◆ Work required ◆
Quote all of the data below exactly, please.
• • • •
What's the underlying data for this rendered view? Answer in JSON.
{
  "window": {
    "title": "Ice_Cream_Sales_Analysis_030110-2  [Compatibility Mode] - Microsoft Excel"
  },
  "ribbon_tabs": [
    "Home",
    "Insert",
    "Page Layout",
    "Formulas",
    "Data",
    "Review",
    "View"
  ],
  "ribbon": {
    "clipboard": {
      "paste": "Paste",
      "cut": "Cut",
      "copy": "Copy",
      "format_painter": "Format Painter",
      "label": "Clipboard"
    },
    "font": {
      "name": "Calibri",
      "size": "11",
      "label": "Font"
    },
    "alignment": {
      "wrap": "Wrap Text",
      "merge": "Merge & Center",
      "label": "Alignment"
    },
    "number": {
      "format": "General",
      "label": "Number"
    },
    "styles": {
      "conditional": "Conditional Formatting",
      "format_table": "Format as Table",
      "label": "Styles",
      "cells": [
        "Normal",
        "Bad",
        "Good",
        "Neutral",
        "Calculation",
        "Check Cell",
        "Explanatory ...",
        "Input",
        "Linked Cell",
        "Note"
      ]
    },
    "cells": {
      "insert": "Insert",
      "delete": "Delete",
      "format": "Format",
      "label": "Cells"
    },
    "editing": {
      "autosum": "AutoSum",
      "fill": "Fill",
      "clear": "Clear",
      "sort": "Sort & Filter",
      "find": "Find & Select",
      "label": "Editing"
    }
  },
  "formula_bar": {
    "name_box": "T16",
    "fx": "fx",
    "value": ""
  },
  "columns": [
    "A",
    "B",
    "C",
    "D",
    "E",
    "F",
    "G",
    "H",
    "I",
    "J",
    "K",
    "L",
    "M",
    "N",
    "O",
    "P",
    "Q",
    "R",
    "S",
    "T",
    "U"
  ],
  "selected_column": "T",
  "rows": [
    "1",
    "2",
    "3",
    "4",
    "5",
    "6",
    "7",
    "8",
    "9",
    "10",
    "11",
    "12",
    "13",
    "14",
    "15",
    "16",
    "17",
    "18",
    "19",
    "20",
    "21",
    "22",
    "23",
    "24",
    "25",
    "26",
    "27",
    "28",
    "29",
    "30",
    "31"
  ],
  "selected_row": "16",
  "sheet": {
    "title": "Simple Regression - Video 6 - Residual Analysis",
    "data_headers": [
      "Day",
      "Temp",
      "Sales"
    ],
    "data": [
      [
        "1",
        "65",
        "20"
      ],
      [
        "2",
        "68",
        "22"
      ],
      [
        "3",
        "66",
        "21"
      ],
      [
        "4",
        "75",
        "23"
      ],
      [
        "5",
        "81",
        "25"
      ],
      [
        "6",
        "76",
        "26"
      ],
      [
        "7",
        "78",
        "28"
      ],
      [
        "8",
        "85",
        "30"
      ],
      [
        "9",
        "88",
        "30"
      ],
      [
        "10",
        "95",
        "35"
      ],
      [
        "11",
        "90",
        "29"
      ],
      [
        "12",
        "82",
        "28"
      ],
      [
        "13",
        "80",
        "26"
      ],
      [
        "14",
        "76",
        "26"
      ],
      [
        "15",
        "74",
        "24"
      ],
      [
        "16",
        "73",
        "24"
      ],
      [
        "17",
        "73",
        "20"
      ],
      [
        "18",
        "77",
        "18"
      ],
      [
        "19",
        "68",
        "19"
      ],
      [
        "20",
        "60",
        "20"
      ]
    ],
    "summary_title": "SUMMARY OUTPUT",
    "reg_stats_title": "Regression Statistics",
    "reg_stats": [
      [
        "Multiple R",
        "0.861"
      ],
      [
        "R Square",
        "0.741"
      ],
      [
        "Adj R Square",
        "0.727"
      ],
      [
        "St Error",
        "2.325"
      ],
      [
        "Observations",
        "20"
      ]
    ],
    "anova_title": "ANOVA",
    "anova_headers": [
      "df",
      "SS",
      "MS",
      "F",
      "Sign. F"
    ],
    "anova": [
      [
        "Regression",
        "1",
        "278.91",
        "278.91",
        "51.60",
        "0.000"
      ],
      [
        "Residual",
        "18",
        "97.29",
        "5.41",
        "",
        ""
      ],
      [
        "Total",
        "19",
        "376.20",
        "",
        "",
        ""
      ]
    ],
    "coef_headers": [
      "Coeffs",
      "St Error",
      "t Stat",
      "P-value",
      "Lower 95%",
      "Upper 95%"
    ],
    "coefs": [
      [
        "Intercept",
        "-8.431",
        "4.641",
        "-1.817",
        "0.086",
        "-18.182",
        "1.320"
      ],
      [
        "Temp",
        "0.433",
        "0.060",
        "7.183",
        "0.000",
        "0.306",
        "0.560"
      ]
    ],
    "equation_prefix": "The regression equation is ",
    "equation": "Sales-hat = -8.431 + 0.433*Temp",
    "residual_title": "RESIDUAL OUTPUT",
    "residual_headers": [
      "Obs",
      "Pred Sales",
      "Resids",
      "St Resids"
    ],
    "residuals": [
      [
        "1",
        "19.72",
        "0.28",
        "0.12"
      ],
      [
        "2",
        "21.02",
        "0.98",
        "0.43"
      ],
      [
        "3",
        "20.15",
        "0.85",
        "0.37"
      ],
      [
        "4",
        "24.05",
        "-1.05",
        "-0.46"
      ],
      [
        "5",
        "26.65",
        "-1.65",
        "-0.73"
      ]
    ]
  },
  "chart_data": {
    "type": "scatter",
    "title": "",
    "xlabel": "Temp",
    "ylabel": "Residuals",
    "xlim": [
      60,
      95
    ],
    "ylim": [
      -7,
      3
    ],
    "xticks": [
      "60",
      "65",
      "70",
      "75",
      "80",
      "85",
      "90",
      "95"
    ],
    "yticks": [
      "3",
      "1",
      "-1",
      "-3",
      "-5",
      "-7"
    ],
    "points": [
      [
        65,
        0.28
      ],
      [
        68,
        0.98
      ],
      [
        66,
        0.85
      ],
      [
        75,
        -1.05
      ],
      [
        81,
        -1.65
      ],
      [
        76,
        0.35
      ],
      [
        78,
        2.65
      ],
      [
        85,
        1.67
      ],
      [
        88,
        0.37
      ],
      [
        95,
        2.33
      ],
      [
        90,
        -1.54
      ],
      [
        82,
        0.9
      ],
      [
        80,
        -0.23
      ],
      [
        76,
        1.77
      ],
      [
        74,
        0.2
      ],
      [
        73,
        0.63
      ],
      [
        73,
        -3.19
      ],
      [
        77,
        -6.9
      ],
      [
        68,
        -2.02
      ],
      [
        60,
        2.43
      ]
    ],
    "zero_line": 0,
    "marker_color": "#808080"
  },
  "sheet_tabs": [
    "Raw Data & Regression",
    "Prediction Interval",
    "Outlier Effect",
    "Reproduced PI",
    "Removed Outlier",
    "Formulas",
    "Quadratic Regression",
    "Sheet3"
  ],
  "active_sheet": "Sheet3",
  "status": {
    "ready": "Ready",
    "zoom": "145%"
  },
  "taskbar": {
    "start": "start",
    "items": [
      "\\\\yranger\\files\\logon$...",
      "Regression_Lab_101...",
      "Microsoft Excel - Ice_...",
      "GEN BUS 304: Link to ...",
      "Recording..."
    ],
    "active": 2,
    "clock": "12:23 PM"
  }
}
• • • •
◆ Task answer ◆
What's the underlying data for this rendered view? Answer in JSON.
{
  "window": {
    "title": "Ice_Cream_Sales_Analysis_030110-2  [Compatibility Mode] - Microsoft Excel"
  },
  "ribbon_tabs": [
    "Home",
    "Insert",
    "Page Layout",
    "Formulas",
    "Data",
    "Review",
    "View"
  ],
  "ribbon": {
    "clipboard": {
      "paste": "Paste",
      "cut": "Cut",
      "copy": "Copy",
      "format_painter": "Format Painter",
      "label": "Clipboard"
    },
    "font": {
      "name": "Calibri",
      "size": "11",
      "label": "Font"
    },
    "alignment": {
      "wrap": "Wrap Text",
      "merge": "Merge & Center",
      "label": "Alignment"
    },
    "number": {
      "format": "General",
      "label": "Number"
    },
    "styles": {
      "conditional": "Conditional Formatting",
      "format_table": "Format as Table",
      "label": "Styles",
      "cells": [
        "Normal",
        "Bad",
        "Good",
        "Neutral",
        "Calculation",
        "Check Cell",
        "Explanatory ...",
        "Input",
        "Linked Cell",
        "Note"
      ]
    },
    "cells": {
      "insert": "Insert",
      "delete": "Delete",
      "format": "Format",
      "label": "Cells"
    },
    "editing": {
      "autosum": "AutoSum",
      "fill": "Fill",
      "clear": "Clear",
      "sort": "Sort & Filter",
      "find": "Find & Select",
      "label": "Editing"
    }
  },
  "formula_bar": {
    "name_box": "T16",
    "fx": "fx",
    "value": ""
  },
  "columns": [
    "A",
    "B",
    "C",
    "D",
    "E",
    "F",
    "G",
    "H",
    "I",
    "J",
    "K",
    "L",
    "M",
    "N",
    "O",
    "P",
    "Q",
    "R",
    "S",
    "T",
    "U"
  ],
  "selected_column": "T",
  "rows": [
    "1",
    "2",
    "3",
    "4",
    "5",
    "6",
    "7",
    "8",
    "9",
    "10",
    "11",
    "12",
    "13",
    "14",
    "15",
    "16",
    "17",
    "18",
    "19",
    "20",
    "21",
    "22",
    "23",
    "24",
    "25",
    "26",
    "27",
    "28",
    "29",
    "30",
    "31"
  ],
  "selected_row": "16",
  "sheet": {
    "title": "Simple Regression - Video 6 - Residual Analysis",
    "data_headers": [
      "Day",
      "Temp",
      "Sales"
    ],
    "data": [
      [
        "1",
        "65",
        "20"
      ],
      [
        "2",
        "68",
        "22"
      ],
      [
        "3",
        "66",
        "21"
      ],
      [
        "4",
        "75",
        "23"
      ],
      [
        "5",
        "81",
        "25"
      ],
      [
        "6",
        "76",
        "26"
      ],
      [
        "7",
        "78",
        "28"
      ],
      [
        "8",
        "85",
        "30"
      ],
      [
        "9",
        "88",
        "30"
      ],
      [
        "10",
        "95",
        "35"
      ],
      [
        "11",
        "90",
        "29"
      ],
      [
        "12",
        "82",
        "28"
      ],
      [
        "13",
        "80",
        "26"
      ],
      [
        "14",
        "76",
        "26"
      ],
      [
        "15",
        "74",
        "24"
      ],
      [
        "16",
        "73",
        "24"
      ],
      [
        "17",
        "73",
        "20"
      ],
      [
        "18",
        "77",
        "18"
      ],
      [
        "19",
        "68",
        "19"
      ],
      [
        "20",
        "60",
        "20"
      ]
    ],
    "summary_title": "SUMMARY OUTPUT",
    "reg_stats_title": "Regression Statistics",
    "reg_stats": [
      [
        "Multiple R",
        "0.861"
      ],
      [
        "R Square",
        "0.741"
      ],
      [
        "Adj R Square",
        "0.727"
      ],
      [
        "St Error",
        "2.325"
      ],
      [
        "Observations",
        "20"
      ]
    ],
    "anova_title": "ANOVA",
    "anova_headers": [
      "df",
      "SS",
      "MS",
      "F",
      "Sign. F"
    ],
    "anova": [
      [
        "Regression",
        "1",
        "278.91",
        "278.91",
        "51.60",
        "0.000"
      ],
      [
        "Residual",
        "18",
        "97.29",
        "5.41",
        "",
        ""
      ],
      [
        "Total",
        "19",
        "376.20",
        "",
        "",
        ""
      ]
    ],
    "coef_headers": [
      "Coeffs",
      "St Error",
      "t Stat",
      "P-value",
      "Lower 95%",
      "Upper 95%"
    ],
    "coefs": [
      [
        "Intercept",
        "-8.431",
        "4.641",
        "-1.817",
        "0.086",
        "-18.182",
        "1.320"
      ],
      [
        "Temp",
        "0.433",
        "0.060",
        "7.183",
        "0.000",
        "0.306",
        "0.560"
      ]
    ],
    "equation_prefix": "The regression equation is ",
    "equation": "Sales-hat = -8.431 + 0.433*Temp",
    "residual_title": "RESIDUAL OUTPUT",
    "residual_headers": [
      "Obs",
      "Pred Sales",
      "Resids",
      "St Resids"
    ],
    "residuals": [
      [
        "1",
        "19.72",
        "0.28",
        "0.12"
      ],
      [
        "2",
        "21.02",
        "0.98",
        "0.43"
      ],
      [
        "3",
        "20.15",
        "0.85",
        "0.37"
      ],
      [
        "4",
        "24.05",
        "-1.05",
        "-0.46"
      ],
      [
        "5",
        "26.65",
        "-1.65",
        "-0.73"
      ]
    ]
  },
  "chart_data": {
    "type": "scatter",
    "title": "",
    "xlabel": "Temp",
    "ylabel": "Residuals",
    "xlim": [
      60,
      95
    ],
    "ylim": [
      -7,
      3
    ],
    "xticks": [
      "60",
      "65",
      "70",
      "75",
      "80",
      "85",
      "90",
      "95"
    ],
    "yticks": [
      "3",
      "1",
      "-1",
      "-3",
      "-5",
      "-7"
    ],
    "points": [
      [
        65,
        0.28
      ],
      [
        68,
        0.98
      ],
      [
        66,
        0.85
      ],
      [
        75,
        -1.05
      ],
      [
        81,
        -1.65
      ],
      [
        76,
        0.35
      ],
      [
        78,
        2.65
      ],
      [
        85,
        1.67
      ],
      [
        88,
        0.37
      ],
      [
        95,
        2.33
      ],
      [
        90,
        -1.54
      ],
      [
        82,
        0.9
      ],
      [
        80,
        -0.23
      ],
      [
        76,
        1.77
      ],
      [
        74,
        0.2
      ],
      [
        73,
        0.63
      ],
      [
        73,
        -3.19
      ],
      [
        77,
        -6.9
      ],
      [
        68,
        -2.02
      ],
      [
        60,
        2.43
      ]
    ],
    "zero_line": 0,
    "marker_color": "#808080"
  },
  "sheet_tabs": [
    "Raw Data & Regression",
    "Prediction Interval",
    "Outlier Effect",
    "Reproduced PI",
    "Removed Outlier",
    "Formulas",
    "Quadratic Regression",
    "Sheet3"
  ],
  "active_sheet": "Sheet3",
  "status": {
    "ready": "Ready",
    "zoom": "145%"
  },
  "taskbar": {
    "start": "start",
    "items": [
      "\\\\yranger\\files\\logon$...",
      "Regression_Lab_101...",
      "Microsoft Excel - Ice_...",
      "GEN BUS 304: Link to ...",
      "Recording..."
    ],
    "active": 2,
    "clock": "12:23 PM"
  }
}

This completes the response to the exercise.